» Task statement: Pick out the lines in the listing below that contain the word "color" and copy them.

» Dataset rows about figures:
<<<<

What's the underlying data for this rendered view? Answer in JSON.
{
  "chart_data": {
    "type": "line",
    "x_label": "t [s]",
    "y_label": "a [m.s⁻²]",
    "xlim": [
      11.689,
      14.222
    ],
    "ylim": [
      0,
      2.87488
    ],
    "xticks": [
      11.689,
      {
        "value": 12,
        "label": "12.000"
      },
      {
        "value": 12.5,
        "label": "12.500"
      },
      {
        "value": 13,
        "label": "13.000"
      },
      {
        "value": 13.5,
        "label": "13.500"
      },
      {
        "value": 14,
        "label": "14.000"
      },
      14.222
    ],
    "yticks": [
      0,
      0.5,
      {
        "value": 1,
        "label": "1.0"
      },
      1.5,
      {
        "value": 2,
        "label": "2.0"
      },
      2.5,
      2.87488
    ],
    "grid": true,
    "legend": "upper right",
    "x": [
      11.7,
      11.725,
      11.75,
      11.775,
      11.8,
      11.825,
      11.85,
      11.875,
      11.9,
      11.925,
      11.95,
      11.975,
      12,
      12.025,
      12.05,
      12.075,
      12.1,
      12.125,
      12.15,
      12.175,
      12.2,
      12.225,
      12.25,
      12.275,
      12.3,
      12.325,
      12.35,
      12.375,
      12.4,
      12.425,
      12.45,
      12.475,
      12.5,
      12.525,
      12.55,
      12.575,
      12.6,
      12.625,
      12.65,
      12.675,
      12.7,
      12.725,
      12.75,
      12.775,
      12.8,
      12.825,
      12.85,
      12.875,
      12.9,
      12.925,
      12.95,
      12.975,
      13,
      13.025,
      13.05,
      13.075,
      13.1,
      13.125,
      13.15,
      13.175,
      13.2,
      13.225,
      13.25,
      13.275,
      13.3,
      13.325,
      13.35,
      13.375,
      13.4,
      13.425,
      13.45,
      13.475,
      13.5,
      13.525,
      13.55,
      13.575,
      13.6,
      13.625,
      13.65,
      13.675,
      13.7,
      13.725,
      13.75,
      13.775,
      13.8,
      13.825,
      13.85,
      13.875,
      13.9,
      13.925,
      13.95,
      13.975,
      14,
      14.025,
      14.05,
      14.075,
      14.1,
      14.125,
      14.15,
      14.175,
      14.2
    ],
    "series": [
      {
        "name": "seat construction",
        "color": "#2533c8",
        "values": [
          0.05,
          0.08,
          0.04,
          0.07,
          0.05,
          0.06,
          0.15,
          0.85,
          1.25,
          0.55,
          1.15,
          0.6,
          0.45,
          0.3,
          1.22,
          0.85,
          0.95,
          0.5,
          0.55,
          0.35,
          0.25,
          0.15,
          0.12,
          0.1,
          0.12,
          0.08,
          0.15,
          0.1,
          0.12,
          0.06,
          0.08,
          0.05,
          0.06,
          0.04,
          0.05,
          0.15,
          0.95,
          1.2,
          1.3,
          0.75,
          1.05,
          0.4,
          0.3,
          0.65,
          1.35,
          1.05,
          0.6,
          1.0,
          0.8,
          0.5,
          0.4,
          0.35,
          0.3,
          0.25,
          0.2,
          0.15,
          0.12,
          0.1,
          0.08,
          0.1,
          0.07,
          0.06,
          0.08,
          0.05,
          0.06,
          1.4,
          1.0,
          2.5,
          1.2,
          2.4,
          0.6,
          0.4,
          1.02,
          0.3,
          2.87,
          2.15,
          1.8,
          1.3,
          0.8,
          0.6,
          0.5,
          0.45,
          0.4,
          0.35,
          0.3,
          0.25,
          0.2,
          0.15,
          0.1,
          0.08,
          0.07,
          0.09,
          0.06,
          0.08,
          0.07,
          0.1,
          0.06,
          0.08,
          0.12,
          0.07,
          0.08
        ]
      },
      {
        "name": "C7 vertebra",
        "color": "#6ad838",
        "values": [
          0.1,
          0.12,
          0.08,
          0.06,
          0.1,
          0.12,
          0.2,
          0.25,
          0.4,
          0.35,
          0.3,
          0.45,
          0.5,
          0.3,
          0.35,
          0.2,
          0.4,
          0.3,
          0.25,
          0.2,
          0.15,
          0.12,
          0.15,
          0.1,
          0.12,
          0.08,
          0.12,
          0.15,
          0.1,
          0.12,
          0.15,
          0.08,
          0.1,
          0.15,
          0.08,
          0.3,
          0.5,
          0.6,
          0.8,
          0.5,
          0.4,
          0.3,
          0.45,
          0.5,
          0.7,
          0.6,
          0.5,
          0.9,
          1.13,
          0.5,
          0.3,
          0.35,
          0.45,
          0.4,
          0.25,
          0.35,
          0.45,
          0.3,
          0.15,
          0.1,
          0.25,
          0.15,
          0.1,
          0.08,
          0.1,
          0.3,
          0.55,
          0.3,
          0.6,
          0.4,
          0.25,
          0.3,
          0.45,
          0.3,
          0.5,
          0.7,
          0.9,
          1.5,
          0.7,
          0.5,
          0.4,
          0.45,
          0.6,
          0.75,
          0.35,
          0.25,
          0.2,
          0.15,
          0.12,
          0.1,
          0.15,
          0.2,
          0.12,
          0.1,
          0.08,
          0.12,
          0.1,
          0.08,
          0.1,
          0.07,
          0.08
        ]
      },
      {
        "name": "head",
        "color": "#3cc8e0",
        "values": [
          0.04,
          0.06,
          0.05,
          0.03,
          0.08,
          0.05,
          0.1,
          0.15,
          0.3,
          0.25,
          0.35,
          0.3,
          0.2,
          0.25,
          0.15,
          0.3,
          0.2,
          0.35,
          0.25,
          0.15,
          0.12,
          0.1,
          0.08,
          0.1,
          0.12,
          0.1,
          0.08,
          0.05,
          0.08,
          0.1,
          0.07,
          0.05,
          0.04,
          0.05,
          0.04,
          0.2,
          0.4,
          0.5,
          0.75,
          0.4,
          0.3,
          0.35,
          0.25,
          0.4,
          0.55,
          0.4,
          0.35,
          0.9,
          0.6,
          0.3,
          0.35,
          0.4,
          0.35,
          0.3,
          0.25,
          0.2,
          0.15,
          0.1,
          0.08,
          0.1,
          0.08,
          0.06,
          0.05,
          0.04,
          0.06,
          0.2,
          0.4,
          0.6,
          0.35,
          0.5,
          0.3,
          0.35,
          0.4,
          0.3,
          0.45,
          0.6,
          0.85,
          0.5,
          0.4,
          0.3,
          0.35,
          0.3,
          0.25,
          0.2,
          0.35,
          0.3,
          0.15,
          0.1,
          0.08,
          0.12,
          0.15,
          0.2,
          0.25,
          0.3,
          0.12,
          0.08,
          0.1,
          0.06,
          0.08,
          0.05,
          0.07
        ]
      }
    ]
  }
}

>>>>

» Exercise solution:
        "color": "#2533c8",
        "color": "#6ad838",
        "color": "#3cc8e0",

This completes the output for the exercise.